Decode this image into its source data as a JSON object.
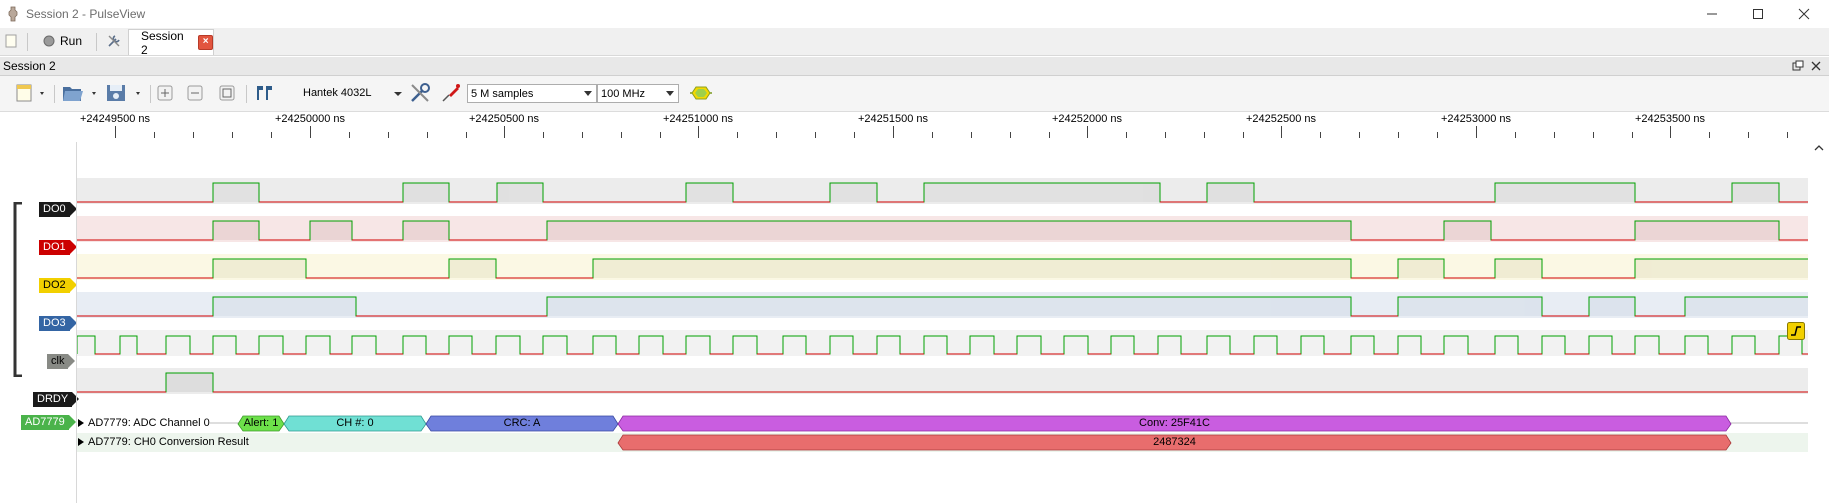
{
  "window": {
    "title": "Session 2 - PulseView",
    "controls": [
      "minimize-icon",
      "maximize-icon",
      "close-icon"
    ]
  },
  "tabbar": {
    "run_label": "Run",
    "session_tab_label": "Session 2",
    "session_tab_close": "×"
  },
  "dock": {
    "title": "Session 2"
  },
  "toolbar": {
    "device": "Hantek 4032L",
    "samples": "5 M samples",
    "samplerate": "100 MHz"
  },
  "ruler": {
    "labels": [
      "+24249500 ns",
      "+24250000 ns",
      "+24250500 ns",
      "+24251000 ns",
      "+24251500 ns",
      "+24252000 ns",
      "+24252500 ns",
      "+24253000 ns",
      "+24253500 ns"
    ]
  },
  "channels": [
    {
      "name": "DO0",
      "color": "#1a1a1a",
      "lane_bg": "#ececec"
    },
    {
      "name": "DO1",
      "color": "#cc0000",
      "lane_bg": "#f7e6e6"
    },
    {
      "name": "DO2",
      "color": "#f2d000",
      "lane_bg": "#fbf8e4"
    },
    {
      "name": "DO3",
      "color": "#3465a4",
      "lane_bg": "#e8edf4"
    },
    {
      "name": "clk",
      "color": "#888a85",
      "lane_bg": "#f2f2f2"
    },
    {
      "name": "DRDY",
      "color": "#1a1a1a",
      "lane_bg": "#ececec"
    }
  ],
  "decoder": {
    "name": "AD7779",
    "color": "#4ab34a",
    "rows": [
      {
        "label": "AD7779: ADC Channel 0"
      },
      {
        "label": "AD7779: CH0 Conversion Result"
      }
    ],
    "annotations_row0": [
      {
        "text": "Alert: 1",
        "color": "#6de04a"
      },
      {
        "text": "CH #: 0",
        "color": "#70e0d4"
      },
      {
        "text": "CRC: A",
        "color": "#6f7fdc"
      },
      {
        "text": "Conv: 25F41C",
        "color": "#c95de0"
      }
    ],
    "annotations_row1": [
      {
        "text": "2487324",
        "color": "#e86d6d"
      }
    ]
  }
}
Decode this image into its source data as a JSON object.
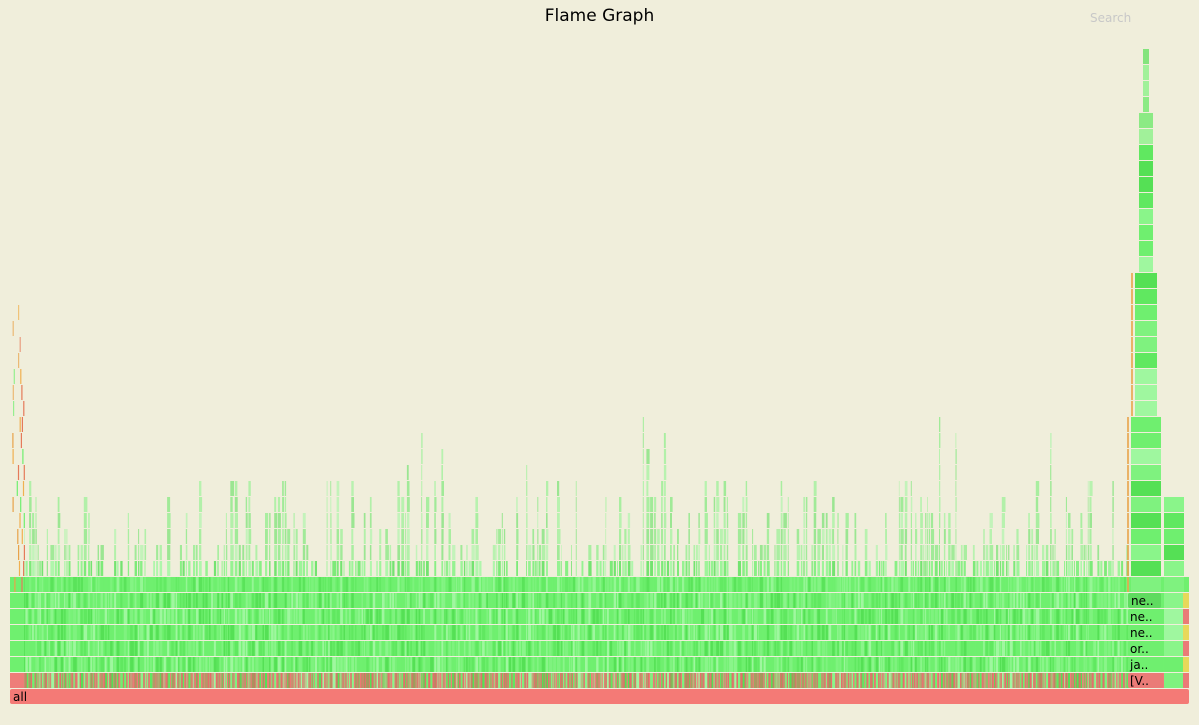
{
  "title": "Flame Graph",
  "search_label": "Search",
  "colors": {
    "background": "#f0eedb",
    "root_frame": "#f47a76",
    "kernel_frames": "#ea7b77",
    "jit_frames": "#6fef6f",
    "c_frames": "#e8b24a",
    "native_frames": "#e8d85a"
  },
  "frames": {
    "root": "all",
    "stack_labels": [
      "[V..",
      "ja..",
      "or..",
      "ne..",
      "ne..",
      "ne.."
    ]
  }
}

○ ○ ○

- [REQUIRED WORK] Output the records above exactly; leave out the pictures.

- [WRITTEN ANSWER]
Decode this image into its source data as a JSON object.
{
  "window": {
    "title": "Session 2 - PulseView",
    "controls": [
      "minimize-icon",
      "maximize-icon",
      "close-icon"
    ]
  },
  "tabbar": {
    "run_label": "Run",
    "session_tab_label": "Session 2",
    "session_tab_close": "×"
  },
  "dock": {
    "title": "Session 2"
  },
  "toolbar": {
    "device": "Hantek 4032L",
    "samples": "5 M samples",
    "samplerate": "100 MHz"
  },
  "ruler": {
    "labels": [
      "+24249500 ns",
      "+24250000 ns",
      "+24250500 ns",
      "+24251000 ns",
      "+24251500 ns",
      "+24252000 ns",
      "+24252500 ns",
      "+24253000 ns",
      "+24253500 ns"
    ]
  },
  "channels": [
    {
      "name": "DO0",
      "color": "#1a1a1a",
      "lane_bg": "#ececec"
    },
    {
      "name": "DO1",
      "color": "#cc0000",
      "lane_bg": "#f7e6e6"
    },
    {
      "name": "DO2",
      "color": "#f2d000",
      "lane_bg": "#fbf8e4"
    },
    {
      "name": "DO3",
      "color": "#3465a4",
      "lane_bg": "#e8edf4"
    },
    {
      "name": "clk",
      "color": "#888a85",
      "lane_bg": "#f2f2f2"
    },
    {
      "name": "DRDY",
      "color": "#1a1a1a",
      "lane_bg": "#ececec"
    }
  ],
  "decoder": {
    "name": "AD7779",
    "color": "#4ab34a",
    "rows": [
      {
        "label": "AD7779: ADC Channel 0"
      },
      {
        "label": "AD7779: CH0 Conversion Result"
      }
    ],
    "annotations_row0": [
      {
        "text": "Alert: 1",
        "color": "#6de04a"
      },
      {
        "text": "CH #: 0",
        "color": "#70e0d4"
      },
      {
        "text": "CRC: A",
        "color": "#6f7fdc"
      },
      {
        "text": "Conv: 25F41C",
        "color": "#c95de0"
      }
    ],
    "annotations_row1": [
      {
        "text": "2487324",
        "color": "#e86d6d"
      }
    ]
  }
}
Decode this image into its source data as a JSON object.
{
  "title": "Flame Graph",
  "search_label": "Search",
  "colors": {
    "background": "#f0eedb",
    "root_frame": "#f47a76",
    "kernel_frames": "#ea7b77",
    "jit_frames": "#6fef6f",
    "c_frames": "#e8b24a",
    "native_frames": "#e8d85a"
  },
  "frames": {
    "root": "all",
    "stack_labels": [
      "[V..",
      "ja..",
      "or..",
      "ne..",
      "ne..",
      "ne.."
    ]
  }
}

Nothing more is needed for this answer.